### SOURCE TEXT
/---
Court rules public records to be released promptly

By Rick Schneider
Publisher
Published on Sunday, February 10, 2008 8:17 PM MST

Arizona has some of the most stringent open records laws in the nation.

The Arizona Public Records Law states that “public records and other matters in the custody of any officer shall be open to inspection by any person at all times during office hours.”

Anyone requesting public information must receive it in a reasonable amount of time. This is where public officials have been able to subvert the intent of the law. What’s reasonable – one day, a week, a month?

The time frame for the release of public records has been more clearly defined with a recent ruling by the Arizona Court of Appeals. Howard Fischer of Capitol Media Services reported in the Arizona Republic that the court ruled Tuesday that our government can’t make people wait for weeks or months for public records.

“In a unanimous decision,” Fischer wrote, “the judges said Arizona’s Public Records law, unlike some other states, requires that the custodian of the items sought ‘shall promptly furnish such copies, photographs or printouts.’ And it says any request that is not promptly honored is deemed to have been denied.”

The judges also said public employees can’t get around the Public Records law’s new prompt response ruling by blaming an employee who ignored the request.
\---
### SUPPLIED INFORMATION
/---
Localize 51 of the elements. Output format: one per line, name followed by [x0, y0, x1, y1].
\---
In the article on the court ruling about public records, how is a request that is not promptly honored treated under Arizona's Public Records law?

### COMPLETED TASK
It is deemed to have been denied.